WHAT THIS TASK INVOLVES: Only a number is wanted: how many lines of the entries include the string "title"?

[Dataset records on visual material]

____________

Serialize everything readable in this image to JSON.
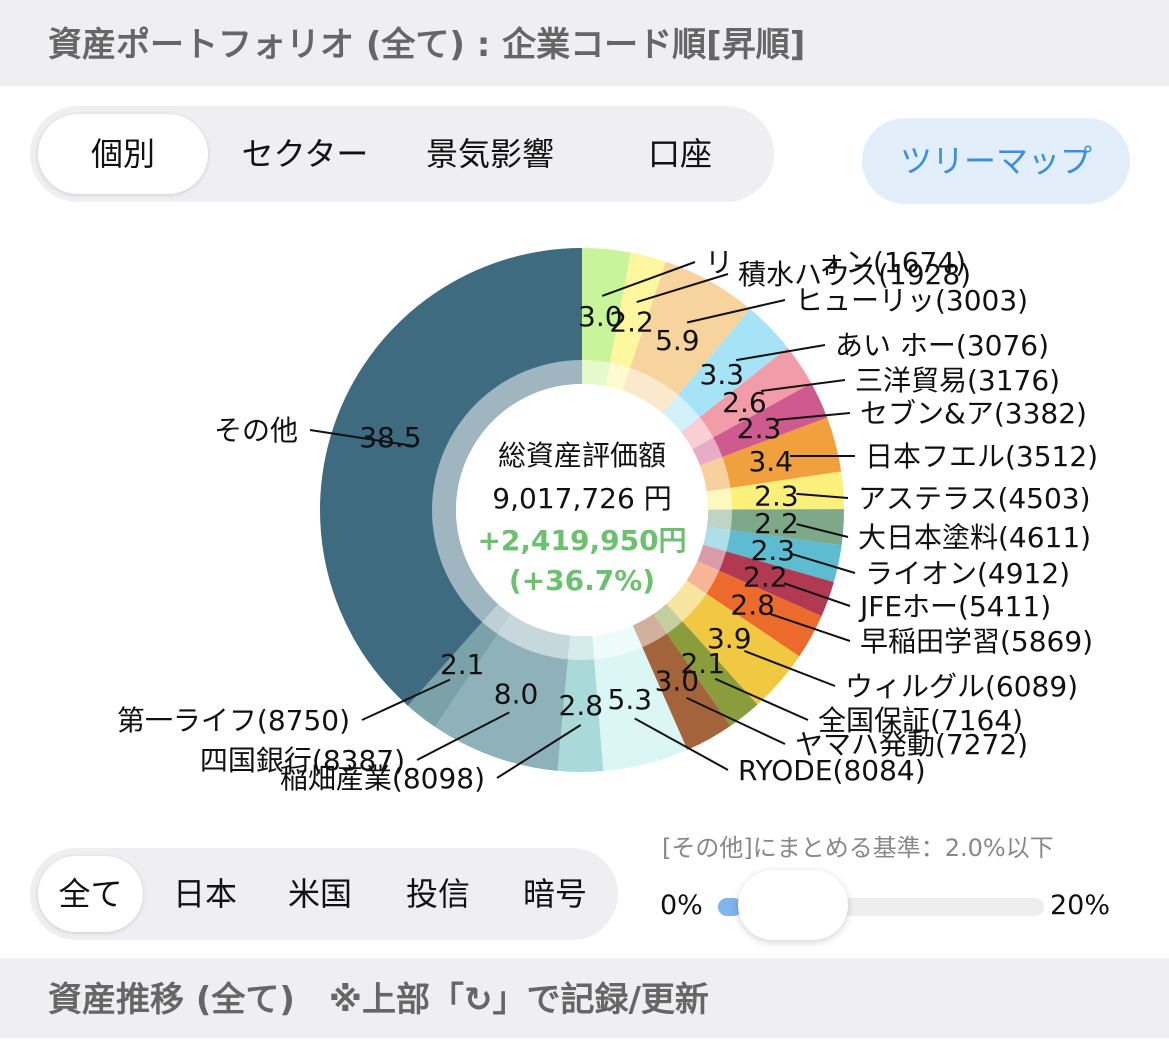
{
  "header": {
    "title": "資産ポートフォリオ (全て) : 企業コード順[昇順]"
  },
  "view_tabs": [
    "個別",
    "セクター",
    "景気影響",
    "口座"
  ],
  "treemap_button": "ツリーマップ",
  "center": {
    "label": "総資産評価額",
    "total": "9,017,726 円",
    "gain": "+2,419,950円",
    "gain_pct": "(+36.7%)"
  },
  "chart_data": {
    "type": "donut",
    "categories": [
      "リ　　　ォン(1674)",
      "積水ハウス(1928)",
      "ヒューリッ(3003)",
      "あい ホー(3076)",
      "三洋貿易(3176)",
      "セブン&ア(3382)",
      "日本フエル(3512)",
      "アステラス(4503)",
      "大日本塗料(4611)",
      "ライオン(4912)",
      "JFEホー(5411)",
      "早稲田学習(5869)",
      "ウィルグル(6089)",
      "全国保証(7164)",
      "ヤマハ発動(7272)",
      "RYODE(8084)",
      "稲畑産業(8098)",
      "四国銀行(8387)",
      "第一ライフ(8750)",
      "その他"
    ],
    "values": [
      3.0,
      2.2,
      5.9,
      3.3,
      2.6,
      2.3,
      3.4,
      2.3,
      2.2,
      2.3,
      2.2,
      2.8,
      3.9,
      2.1,
      3.0,
      5.3,
      2.8,
      8.0,
      2.1,
      38.5
    ],
    "value_labels": [
      "3.0",
      "2.2",
      "5.9",
      "3.3",
      "2.6",
      "2.3",
      "3.4",
      "2.3",
      "2.2",
      "2.3",
      "2.2",
      "2.8",
      "3.9",
      "2.1",
      "3.0",
      "5.3",
      "2.8",
      "8.0",
      "2.1",
      "38.5"
    ],
    "colors": [
      "#c9f59a",
      "#fff7a0",
      "#f7d39d",
      "#a6e3f7",
      "#f39ca9",
      "#cf5a8e",
      "#f0a13d",
      "#fbf07c",
      "#7fa88b",
      "#5dbccf",
      "#b13a52",
      "#ec6b2c",
      "#f1c842",
      "#8b9c3d",
      "#a3633b",
      "#dcf6f6",
      "#a9d9d9",
      "#8fb1b9",
      "#7ba2a8",
      "#3e6b80"
    ]
  },
  "market_tabs": [
    "全て",
    "日本",
    "米国",
    "投信",
    "暗号"
  ],
  "slider": {
    "caption": "[その他]にまとめる基準：2.0%以下",
    "min_label": "0%",
    "max_label": "20%"
  },
  "footer": {
    "title": "資産推移 (全て)　※上部「↻」で記録/更新"
  }
}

____________

RESPONSE TO THE EXERCISE: 2